The request - Select from the records below every line that has the word "content" in it.

Source data -
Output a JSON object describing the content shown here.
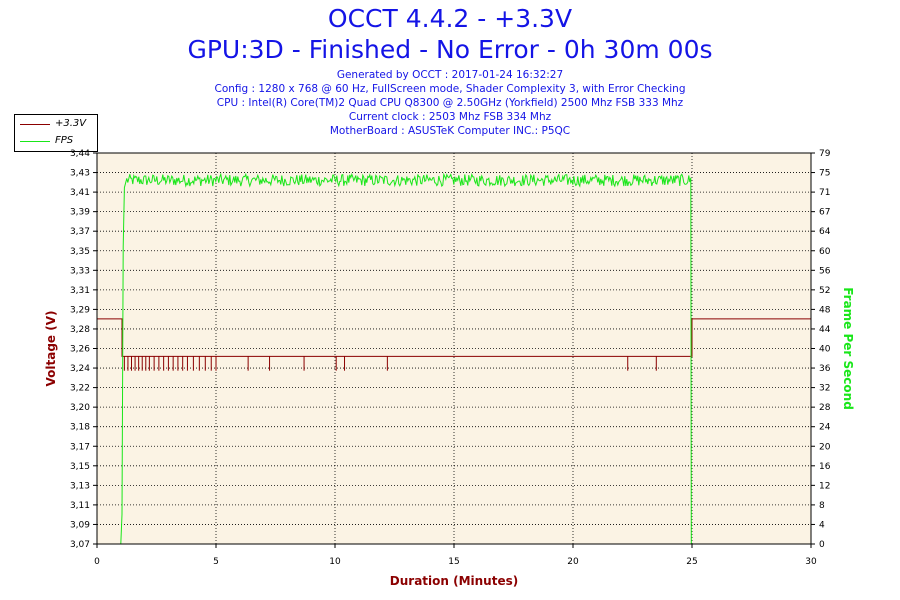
{
  "header": {
    "title": "OCCT 4.4.2 - +3.3V",
    "subtitle": "GPU:3D - Finished - No Error - 0h 30m 00s",
    "info_lines": [
      "Generated by OCCT : 2017-01-24 16:32:27",
      "Config : 1280 x 768 @ 60 Hz, FullScreen mode, Shader Complexity 3, with Error Checking",
      "CPU : Intel(R) Core(TM)2 Quad CPU Q8300 @ 2.50GHz (Yorkfield) 2500 Mhz FSB 333 Mhz",
      "Current clock : 2503 Mhz FSB 334 Mhz",
      "MotherBoard : ASUSTeK Computer INC.: P5QC"
    ]
  },
  "legend": {
    "items": [
      {
        "label": "+3.3V",
        "color": "#8b0000"
      },
      {
        "label": "FPS",
        "color": "#19e619"
      }
    ]
  },
  "chart_data": {
    "type": "line",
    "xlabel": "Duration (Minutes)",
    "ylabel_left": "Voltage (V)",
    "ylabel_right": "Frame Per Second",
    "xlim": [
      0,
      30
    ],
    "x_ticks": [
      "0",
      "5",
      "10",
      "15",
      "20",
      "25",
      "30"
    ],
    "x_tick_values": [
      0,
      5,
      10,
      15,
      20,
      25,
      30
    ],
    "ylim_left": [
      3.07,
      3.44
    ],
    "y_left_ticks": [
      "3,07",
      "3,09",
      "3,11",
      "3,13",
      "3,15",
      "3,17",
      "3,18",
      "3,20",
      "3,22",
      "3,24",
      "3,26",
      "3,28",
      "3,29",
      "3,31",
      "3,33",
      "3,35",
      "3,37",
      "3,39",
      "3,41",
      "3,43",
      "3,44"
    ],
    "ylim_right": [
      0,
      79
    ],
    "y_right_ticks": [
      "0",
      "4",
      "8",
      "12",
      "16",
      "20",
      "24",
      "28",
      "32",
      "36",
      "40",
      "44",
      "48",
      "52",
      "56",
      "60",
      "64",
      "67",
      "71",
      "75",
      "79"
    ],
    "grid": true,
    "plot_background": "#fbf3e4",
    "series": [
      {
        "name": "+3.3V",
        "color": "#8b0000",
        "axis": "left",
        "points": [
          [
            0,
            3.283
          ],
          [
            1.05,
            3.283
          ],
          [
            1.05,
            3.2475
          ],
          [
            25.0,
            3.2475
          ],
          [
            25.0,
            3.283
          ],
          [
            30,
            3.283
          ]
        ],
        "dips": [
          1.15,
          1.3,
          1.45,
          1.6,
          1.75,
          1.9,
          2.05,
          2.2,
          2.4,
          2.6,
          2.8,
          3.0,
          3.2,
          3.4,
          3.6,
          3.8,
          4.05,
          4.3,
          4.55,
          4.8,
          5.0,
          6.35,
          7.25,
          8.7,
          10.05,
          10.4,
          12.2,
          22.3,
          23.5
        ],
        "dip_value": 3.234
      },
      {
        "name": "FPS",
        "color": "#19e619",
        "axis": "right",
        "points": [
          [
            1.0,
            0
          ],
          [
            1.05,
            6
          ],
          [
            1.1,
            60
          ],
          [
            1.15,
            72
          ],
          [
            1.25,
            74
          ],
          [
            24.95,
            74
          ],
          [
            24.97,
            0
          ]
        ],
        "nominal": 73.5,
        "jitter": 1.2
      }
    ]
  }
}
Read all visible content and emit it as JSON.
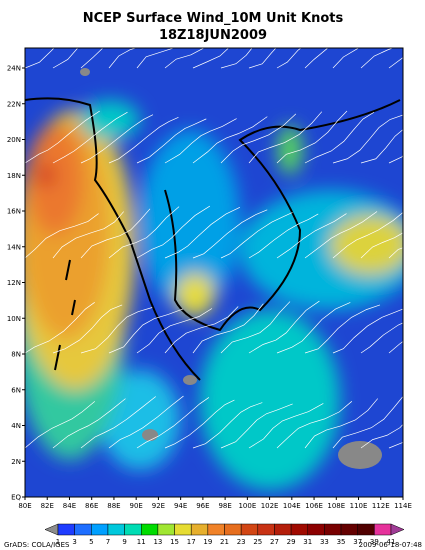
{
  "header": {
    "title": "NCEP Surface Wind_10M Unit Knots",
    "subtitle": "18Z18JUN2009"
  },
  "map": {
    "x_labels": [
      "80E",
      "82E",
      "84E",
      "86E",
      "88E",
      "90E",
      "92E",
      "94E",
      "96E",
      "98E",
      "100E",
      "102E",
      "104E",
      "106E",
      "108E",
      "110E",
      "112E",
      "114E"
    ],
    "y_labels": [
      "EQ",
      "2N",
      "4N",
      "6N",
      "8N",
      "10N",
      "12N",
      "14N",
      "16N",
      "18N",
      "20N",
      "22N",
      "24N"
    ]
  },
  "colorbar": {
    "labels": [
      1,
      3,
      5,
      7,
      9,
      11,
      13,
      15,
      17,
      19,
      21,
      23,
      25,
      27,
      29,
      31,
      33,
      35,
      37,
      39,
      41
    ]
  },
  "footer": {
    "left": "GrADS: COLA/IGES",
    "right": "2009-06-18-07:48"
  }
}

Solution for this exercise -
Output a JSON object describing the content shown here.
Read all visible content and emit it as JSON.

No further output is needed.